# [Directive]
Print the entries verbatim, leaving out the images they contain.

[Collected data]
§ §

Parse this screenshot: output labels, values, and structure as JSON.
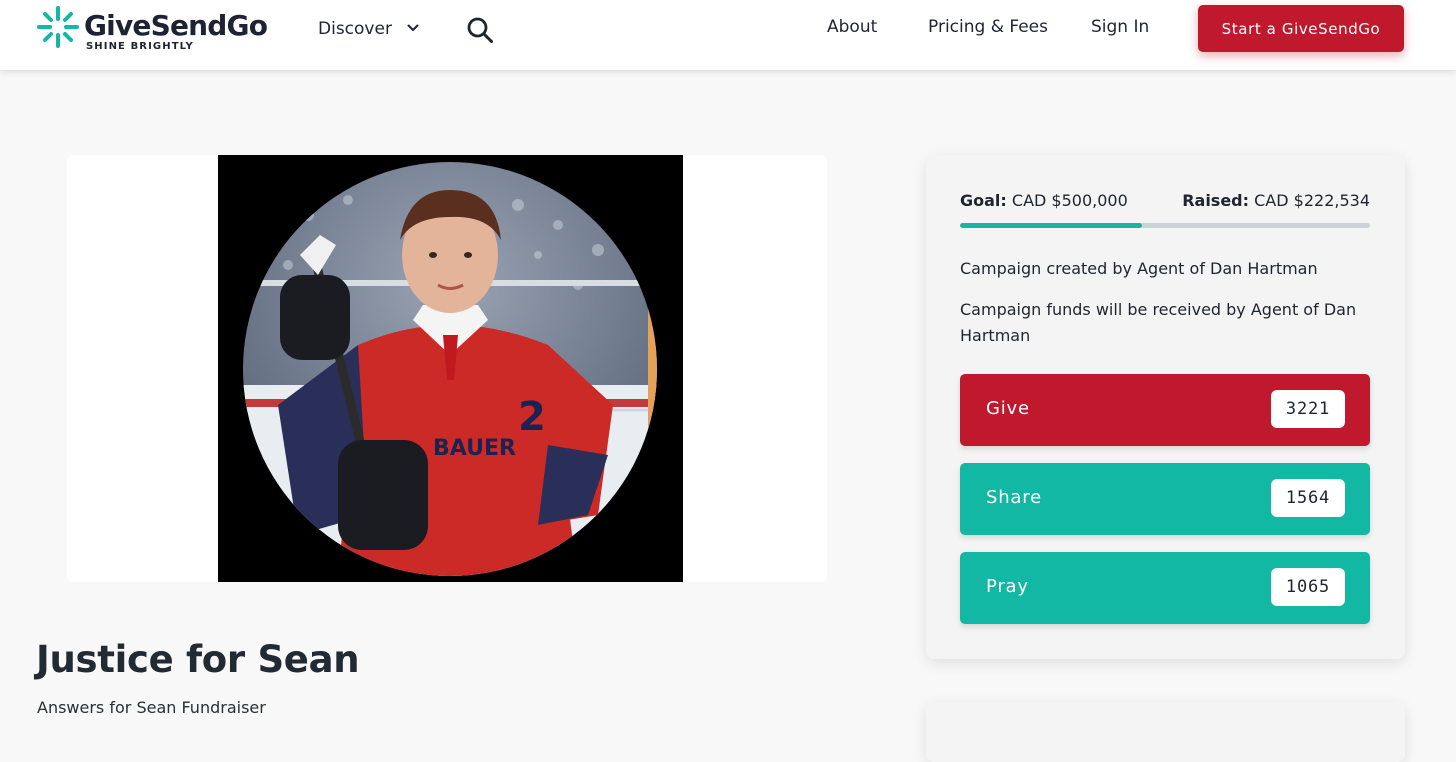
{
  "brand": {
    "name": "GiveSendGo",
    "tagline": "SHINE BRIGHTLY",
    "accent": "#12b8a3",
    "red": "#c0182c"
  },
  "nav": {
    "discover": "Discover",
    "discover_icon": "chevron-down-icon",
    "search_icon": "search-icon",
    "about": "About",
    "pricing": "Pricing & Fees",
    "sign_in": "Sign In",
    "start_button": "Start a GiveSendGo"
  },
  "campaign": {
    "photo_alt": "Boy in red hockey jersey holding a hockey stick",
    "title": "Justice for Sean",
    "subtitle": "Answers for Sean Fundraiser"
  },
  "sidebar": {
    "goal_label": "Goal:",
    "goal_value": "CAD $500,000",
    "raised_label": "Raised:",
    "raised_value": "CAD $222,534",
    "progress_fraction": 0.445,
    "created_prefix": "Campaign created by ",
    "created_by": "Agent of Dan Hartman",
    "funds_prefix": "Campaign funds will be received by ",
    "funds_by": "Agent of Dan Hartman",
    "actions": [
      {
        "label": "Give",
        "count": "3221",
        "color": "#c0182c"
      },
      {
        "label": "Share",
        "count": "1564",
        "color": "#12b8a3"
      },
      {
        "label": "Pray",
        "count": "1065",
        "color": "#12b8a3"
      }
    ]
  }
}
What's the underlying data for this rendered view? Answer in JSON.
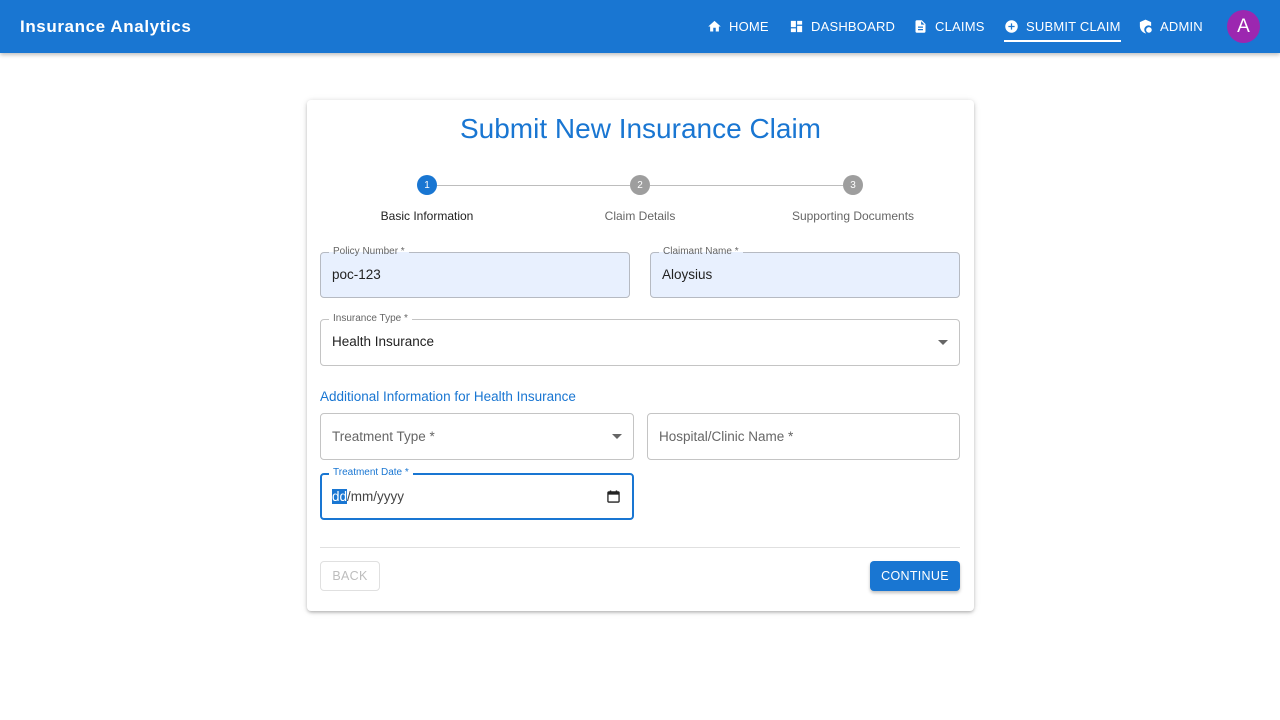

§ §

# [Right answer]
Parse this screenshot: output labels, values, and structure as JSON.
{
  "brand": {
    "name": "GiveSendGo",
    "tagline": "SHINE BRIGHTLY",
    "accent": "#12b8a3",
    "red": "#c0182c"
  },
  "nav": {
    "discover": "Discover",
    "discover_icon": "chevron-down-icon",
    "search_icon": "search-icon",
    "about": "About",
    "pricing": "Pricing & Fees",
    "sign_in": "Sign In",
    "start_button": "Start a GiveSendGo"
  },
  "campaign": {
    "photo_alt": "Boy in red hockey jersey holding a hockey stick",
    "title": "Justice for Sean",
    "subtitle": "Answers for Sean Fundraiser"
  },
  "sidebar": {
    "goal_label": "Goal:",
    "goal_value": "CAD $500,000",
    "raised_label": "Raised:",
    "raised_value": "CAD $222,534",
    "progress_fraction": 0.445,
    "created_prefix": "Campaign created by ",
    "created_by": "Agent of Dan Hartman",
    "funds_prefix": "Campaign funds will be received by ",
    "funds_by": "Agent of Dan Hartman",
    "actions": [
      {
        "label": "Give",
        "count": "3221",
        "color": "#c0182c"
      },
      {
        "label": "Share",
        "count": "1564",
        "color": "#12b8a3"
      },
      {
        "label": "Pray",
        "count": "1065",
        "color": "#12b8a3"
      }
    ]
  }
}
What's the underlying data for this rendered view? Answer in JSON.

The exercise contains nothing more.